## begin SUPPLIED MATERIAL

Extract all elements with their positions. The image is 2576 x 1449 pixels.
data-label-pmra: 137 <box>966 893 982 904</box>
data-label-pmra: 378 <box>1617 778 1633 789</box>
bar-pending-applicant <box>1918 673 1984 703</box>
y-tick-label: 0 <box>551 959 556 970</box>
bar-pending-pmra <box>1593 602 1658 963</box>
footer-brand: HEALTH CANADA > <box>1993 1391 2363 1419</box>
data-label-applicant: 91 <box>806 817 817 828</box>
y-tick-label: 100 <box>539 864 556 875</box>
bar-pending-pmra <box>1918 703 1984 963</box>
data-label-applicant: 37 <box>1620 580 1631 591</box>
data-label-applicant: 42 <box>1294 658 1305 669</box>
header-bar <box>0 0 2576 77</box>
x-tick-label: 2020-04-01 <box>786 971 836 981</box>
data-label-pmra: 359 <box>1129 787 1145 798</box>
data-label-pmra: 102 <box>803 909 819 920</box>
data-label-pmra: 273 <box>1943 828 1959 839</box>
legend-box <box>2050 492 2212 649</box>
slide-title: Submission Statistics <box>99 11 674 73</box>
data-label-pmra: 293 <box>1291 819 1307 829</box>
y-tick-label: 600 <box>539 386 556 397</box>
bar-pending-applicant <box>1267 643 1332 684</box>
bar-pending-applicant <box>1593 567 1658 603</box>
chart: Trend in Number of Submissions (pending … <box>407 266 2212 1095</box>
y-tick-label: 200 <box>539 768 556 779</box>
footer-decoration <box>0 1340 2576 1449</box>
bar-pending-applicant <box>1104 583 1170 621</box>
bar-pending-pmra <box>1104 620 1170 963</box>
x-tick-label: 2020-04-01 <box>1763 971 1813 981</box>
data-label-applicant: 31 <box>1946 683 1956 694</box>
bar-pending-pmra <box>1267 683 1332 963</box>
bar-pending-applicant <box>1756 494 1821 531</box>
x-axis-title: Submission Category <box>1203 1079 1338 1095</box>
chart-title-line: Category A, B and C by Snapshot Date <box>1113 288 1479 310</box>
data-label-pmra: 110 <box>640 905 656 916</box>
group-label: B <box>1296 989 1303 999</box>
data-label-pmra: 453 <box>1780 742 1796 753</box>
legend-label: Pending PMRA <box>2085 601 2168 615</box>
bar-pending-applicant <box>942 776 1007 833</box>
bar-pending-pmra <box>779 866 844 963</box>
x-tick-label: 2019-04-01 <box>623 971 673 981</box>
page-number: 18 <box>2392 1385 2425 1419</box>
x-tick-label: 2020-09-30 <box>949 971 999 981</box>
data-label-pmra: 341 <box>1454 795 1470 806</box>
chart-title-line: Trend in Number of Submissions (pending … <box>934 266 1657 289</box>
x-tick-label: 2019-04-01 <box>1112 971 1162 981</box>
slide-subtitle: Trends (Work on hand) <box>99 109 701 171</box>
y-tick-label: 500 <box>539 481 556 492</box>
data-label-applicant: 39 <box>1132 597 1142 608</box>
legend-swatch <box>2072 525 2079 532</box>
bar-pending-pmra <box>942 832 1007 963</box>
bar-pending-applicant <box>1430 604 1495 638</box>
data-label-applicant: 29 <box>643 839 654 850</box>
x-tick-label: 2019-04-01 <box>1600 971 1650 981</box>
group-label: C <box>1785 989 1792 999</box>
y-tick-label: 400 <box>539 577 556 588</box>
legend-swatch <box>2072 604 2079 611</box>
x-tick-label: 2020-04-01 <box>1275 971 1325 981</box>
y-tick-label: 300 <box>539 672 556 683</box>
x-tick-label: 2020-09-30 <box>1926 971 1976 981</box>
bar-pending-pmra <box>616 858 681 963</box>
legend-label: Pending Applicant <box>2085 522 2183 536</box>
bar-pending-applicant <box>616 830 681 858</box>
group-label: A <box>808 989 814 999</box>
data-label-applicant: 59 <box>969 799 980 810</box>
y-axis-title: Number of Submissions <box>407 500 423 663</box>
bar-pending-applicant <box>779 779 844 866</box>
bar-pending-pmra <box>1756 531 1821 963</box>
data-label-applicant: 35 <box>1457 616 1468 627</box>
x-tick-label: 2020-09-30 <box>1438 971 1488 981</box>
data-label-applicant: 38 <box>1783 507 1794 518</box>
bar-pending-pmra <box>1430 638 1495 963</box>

## end SUPPLIED MATERIAL

TASK REQUIREMENTS: Copy out every line of the listing above, unchanged and in the same order.

REPLY:
Extract all elements with their positions. The image is 2576 x 1449 pixels.
data-label-pmra: 137 <box>966 893 982 904</box>
data-label-pmra: 378 <box>1617 778 1633 789</box>
bar-pending-applicant <box>1918 673 1984 703</box>
y-tick-label: 0 <box>551 959 556 970</box>
bar-pending-pmra <box>1593 602 1658 963</box>
footer-brand: HEALTH CANADA > <box>1993 1391 2363 1419</box>
data-label-applicant: 91 <box>806 817 817 828</box>
y-tick-label: 100 <box>539 864 556 875</box>
bar-pending-pmra <box>1918 703 1984 963</box>
data-label-applicant: 37 <box>1620 580 1631 591</box>
data-label-applicant: 42 <box>1294 658 1305 669</box>
header-bar <box>0 0 2576 77</box>
x-tick-label: 2020-04-01 <box>786 971 836 981</box>
data-label-pmra: 359 <box>1129 787 1145 798</box>
data-label-pmra: 102 <box>803 909 819 920</box>
data-label-pmra: 273 <box>1943 828 1959 839</box>
legend-box <box>2050 492 2212 649</box>
slide-title: Submission Statistics <box>99 11 674 73</box>
data-label-pmra: 293 <box>1291 819 1307 829</box>
y-tick-label: 600 <box>539 386 556 397</box>
bar-pending-applicant <box>1267 643 1332 684</box>
bar-pending-applicant <box>1593 567 1658 603</box>
chart: Trend in Number of Submissions (pending … <box>407 266 2212 1095</box>
y-tick-label: 200 <box>539 768 556 779</box>
footer-decoration <box>0 1340 2576 1449</box>
bar-pending-applicant <box>1104 583 1170 621</box>
bar-pending-pmra <box>1104 620 1170 963</box>
x-tick-label: 2020-04-01 <box>1763 971 1813 981</box>
data-label-applicant: 31 <box>1946 683 1956 694</box>
bar-pending-pmra <box>1267 683 1332 963</box>
bar-pending-applicant <box>1756 494 1821 531</box>
x-axis-title: Submission Category <box>1203 1079 1338 1095</box>
chart-title-line: Category A, B and C by Snapshot Date <box>1113 288 1479 310</box>
data-label-pmra: 110 <box>640 905 656 916</box>
group-label: B <box>1296 989 1303 999</box>
data-label-pmra: 453 <box>1780 742 1796 753</box>
legend-label: Pending PMRA <box>2085 601 2168 615</box>
bar-pending-applicant <box>942 776 1007 833</box>
bar-pending-pmra <box>779 866 844 963</box>
x-tick-label: 2019-04-01 <box>623 971 673 981</box>
page-number: 18 <box>2392 1385 2425 1419</box>
x-tick-label: 2020-09-30 <box>949 971 999 981</box>
data-label-pmra: 341 <box>1454 795 1470 806</box>
chart-title-line: Trend in Number of Submissions (pending … <box>934 266 1657 289</box>
x-tick-label: 2019-04-01 <box>1112 971 1162 981</box>
slide-subtitle: Trends (Work on hand) <box>99 109 701 171</box>
y-tick-label: 500 <box>539 481 556 492</box>
data-label-applicant: 39 <box>1132 597 1142 608</box>
legend-swatch <box>2072 525 2079 532</box>
bar-pending-pmra <box>942 832 1007 963</box>
bar-pending-applicant <box>1430 604 1495 638</box>
data-label-applicant: 29 <box>643 839 654 850</box>
x-tick-label: 2019-04-01 <box>1600 971 1650 981</box>
group-label: C <box>1785 989 1792 999</box>
y-tick-label: 400 <box>539 577 556 588</box>
legend-swatch <box>2072 604 2079 611</box>
x-tick-label: 2020-04-01 <box>1275 971 1325 981</box>
y-tick-label: 300 <box>539 672 556 683</box>
x-tick-label: 2020-09-30 <box>1926 971 1976 981</box>
bar-pending-pmra <box>616 858 681 963</box>
legend-label: Pending Applicant <box>2085 522 2183 536</box>
bar-pending-applicant <box>616 830 681 858</box>
group-label: A <box>808 989 814 999</box>
data-label-applicant: 59 <box>969 799 980 810</box>
y-axis-title: Number of Submissions <box>407 500 423 663</box>
bar-pending-applicant <box>779 779 844 866</box>
bar-pending-pmra <box>1756 531 1821 963</box>
data-label-applicant: 35 <box>1457 616 1468 627</box>
x-tick-label: 2020-09-30 <box>1438 971 1488 981</box>
data-label-applicant: 38 <box>1783 507 1794 518</box>
bar-pending-pmra <box>1430 638 1495 963</box>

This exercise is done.